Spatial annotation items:
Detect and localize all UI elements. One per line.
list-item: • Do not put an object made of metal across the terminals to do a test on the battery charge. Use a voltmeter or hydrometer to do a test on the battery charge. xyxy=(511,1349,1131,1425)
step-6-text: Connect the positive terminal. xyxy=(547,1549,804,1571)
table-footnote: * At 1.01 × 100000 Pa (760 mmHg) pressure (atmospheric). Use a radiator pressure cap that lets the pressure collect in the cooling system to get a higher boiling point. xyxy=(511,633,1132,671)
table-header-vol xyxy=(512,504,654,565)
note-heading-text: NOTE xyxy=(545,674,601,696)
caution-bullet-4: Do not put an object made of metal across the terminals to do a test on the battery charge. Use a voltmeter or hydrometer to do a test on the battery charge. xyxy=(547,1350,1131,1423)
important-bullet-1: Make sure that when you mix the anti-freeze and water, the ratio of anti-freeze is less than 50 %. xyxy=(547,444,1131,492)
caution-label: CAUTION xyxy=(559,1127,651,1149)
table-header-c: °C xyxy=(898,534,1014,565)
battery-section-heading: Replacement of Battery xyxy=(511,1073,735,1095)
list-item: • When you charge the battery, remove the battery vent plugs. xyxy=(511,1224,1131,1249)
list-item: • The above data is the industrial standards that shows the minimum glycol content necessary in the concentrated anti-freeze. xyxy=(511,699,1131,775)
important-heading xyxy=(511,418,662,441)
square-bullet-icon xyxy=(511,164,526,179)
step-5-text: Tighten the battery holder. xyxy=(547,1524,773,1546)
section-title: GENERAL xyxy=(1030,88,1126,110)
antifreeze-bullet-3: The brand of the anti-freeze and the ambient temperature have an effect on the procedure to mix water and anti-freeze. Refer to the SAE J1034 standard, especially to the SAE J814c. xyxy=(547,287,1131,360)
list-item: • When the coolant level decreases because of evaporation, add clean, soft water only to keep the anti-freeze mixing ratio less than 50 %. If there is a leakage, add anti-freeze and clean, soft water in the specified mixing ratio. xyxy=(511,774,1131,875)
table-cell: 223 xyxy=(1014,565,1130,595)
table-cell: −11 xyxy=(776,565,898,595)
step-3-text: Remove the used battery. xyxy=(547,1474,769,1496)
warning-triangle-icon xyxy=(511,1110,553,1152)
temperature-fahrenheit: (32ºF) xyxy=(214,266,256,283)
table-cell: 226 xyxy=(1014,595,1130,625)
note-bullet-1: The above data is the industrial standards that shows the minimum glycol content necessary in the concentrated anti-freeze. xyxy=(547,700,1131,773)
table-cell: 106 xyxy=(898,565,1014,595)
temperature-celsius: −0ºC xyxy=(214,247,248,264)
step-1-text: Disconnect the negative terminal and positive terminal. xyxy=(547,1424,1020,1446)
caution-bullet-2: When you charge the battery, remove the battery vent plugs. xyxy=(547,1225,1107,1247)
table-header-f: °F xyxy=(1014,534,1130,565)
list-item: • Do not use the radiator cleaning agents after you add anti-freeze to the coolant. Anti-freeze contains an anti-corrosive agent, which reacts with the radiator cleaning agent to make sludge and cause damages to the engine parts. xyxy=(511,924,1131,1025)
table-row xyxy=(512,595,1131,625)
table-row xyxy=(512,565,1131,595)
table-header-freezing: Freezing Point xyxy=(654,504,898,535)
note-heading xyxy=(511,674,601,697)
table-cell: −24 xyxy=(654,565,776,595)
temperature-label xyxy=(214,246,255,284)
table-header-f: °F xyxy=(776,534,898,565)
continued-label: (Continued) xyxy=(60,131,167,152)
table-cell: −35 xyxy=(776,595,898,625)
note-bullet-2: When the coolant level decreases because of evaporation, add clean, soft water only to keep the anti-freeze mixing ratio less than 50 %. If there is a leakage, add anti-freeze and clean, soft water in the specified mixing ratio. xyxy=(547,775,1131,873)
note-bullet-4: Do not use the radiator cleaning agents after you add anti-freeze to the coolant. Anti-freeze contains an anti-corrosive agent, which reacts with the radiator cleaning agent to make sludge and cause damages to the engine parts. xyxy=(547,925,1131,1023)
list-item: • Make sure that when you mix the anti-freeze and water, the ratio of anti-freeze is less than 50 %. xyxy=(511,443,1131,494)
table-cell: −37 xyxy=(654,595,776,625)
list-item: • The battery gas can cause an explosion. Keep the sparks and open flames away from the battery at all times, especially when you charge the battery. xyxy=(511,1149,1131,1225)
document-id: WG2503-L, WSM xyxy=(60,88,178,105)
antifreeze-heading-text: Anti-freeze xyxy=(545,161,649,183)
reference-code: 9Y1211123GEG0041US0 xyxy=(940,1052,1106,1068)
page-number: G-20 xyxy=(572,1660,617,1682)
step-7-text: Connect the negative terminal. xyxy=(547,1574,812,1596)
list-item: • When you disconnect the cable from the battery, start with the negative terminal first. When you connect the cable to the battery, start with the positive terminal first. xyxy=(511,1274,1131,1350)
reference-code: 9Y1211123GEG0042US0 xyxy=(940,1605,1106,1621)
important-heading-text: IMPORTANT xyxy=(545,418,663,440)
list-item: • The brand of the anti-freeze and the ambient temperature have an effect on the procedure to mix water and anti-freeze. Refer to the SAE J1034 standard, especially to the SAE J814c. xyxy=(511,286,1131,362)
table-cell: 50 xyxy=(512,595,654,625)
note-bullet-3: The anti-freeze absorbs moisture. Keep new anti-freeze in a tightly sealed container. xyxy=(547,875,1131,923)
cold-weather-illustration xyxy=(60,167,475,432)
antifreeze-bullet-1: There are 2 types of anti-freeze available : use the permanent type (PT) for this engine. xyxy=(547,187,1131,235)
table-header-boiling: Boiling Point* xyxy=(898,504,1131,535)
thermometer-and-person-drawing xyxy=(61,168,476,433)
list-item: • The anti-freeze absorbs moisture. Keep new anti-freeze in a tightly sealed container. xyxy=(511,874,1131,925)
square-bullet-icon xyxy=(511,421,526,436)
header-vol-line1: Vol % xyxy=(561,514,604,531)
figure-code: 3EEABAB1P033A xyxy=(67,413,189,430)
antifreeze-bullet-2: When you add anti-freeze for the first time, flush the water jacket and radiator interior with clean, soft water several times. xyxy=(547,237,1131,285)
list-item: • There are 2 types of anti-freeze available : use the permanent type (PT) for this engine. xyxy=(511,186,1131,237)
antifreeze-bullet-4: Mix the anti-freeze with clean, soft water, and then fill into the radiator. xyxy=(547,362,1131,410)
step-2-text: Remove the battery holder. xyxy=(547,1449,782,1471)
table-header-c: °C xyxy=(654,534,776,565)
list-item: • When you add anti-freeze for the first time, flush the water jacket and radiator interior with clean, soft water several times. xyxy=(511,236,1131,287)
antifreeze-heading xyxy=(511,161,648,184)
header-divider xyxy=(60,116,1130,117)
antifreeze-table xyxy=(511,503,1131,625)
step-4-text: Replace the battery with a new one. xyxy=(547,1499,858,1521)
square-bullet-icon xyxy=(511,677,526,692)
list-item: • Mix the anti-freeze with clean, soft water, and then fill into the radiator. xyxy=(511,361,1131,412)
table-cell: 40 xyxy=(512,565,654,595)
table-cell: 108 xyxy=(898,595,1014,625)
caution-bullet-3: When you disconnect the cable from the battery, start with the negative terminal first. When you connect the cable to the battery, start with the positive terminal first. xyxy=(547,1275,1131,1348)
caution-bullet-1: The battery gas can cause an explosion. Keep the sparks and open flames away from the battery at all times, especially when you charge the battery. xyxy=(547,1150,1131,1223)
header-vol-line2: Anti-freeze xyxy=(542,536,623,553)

YOUR TASK: Copy the items above word for word, from the start of the items through the line that contains "table-footnote: * At".

CORRECT OUTPUT:
Detect and localize all UI elements. One per line.
list-item: • Do not put an object made of metal across the terminals to do a test on the battery charge. Use a voltmeter or hydrometer to do a test on the battery charge. xyxy=(511,1349,1131,1425)
step-6-text: Connect the positive terminal. xyxy=(547,1549,804,1571)
table-footnote: * At 1.01 × 100000 Pa (760 mmHg) pressure (atmospheric). Use a radiator pressure cap that lets the pressure collect in the cooling system to get a higher boiling point. xyxy=(511,633,1132,671)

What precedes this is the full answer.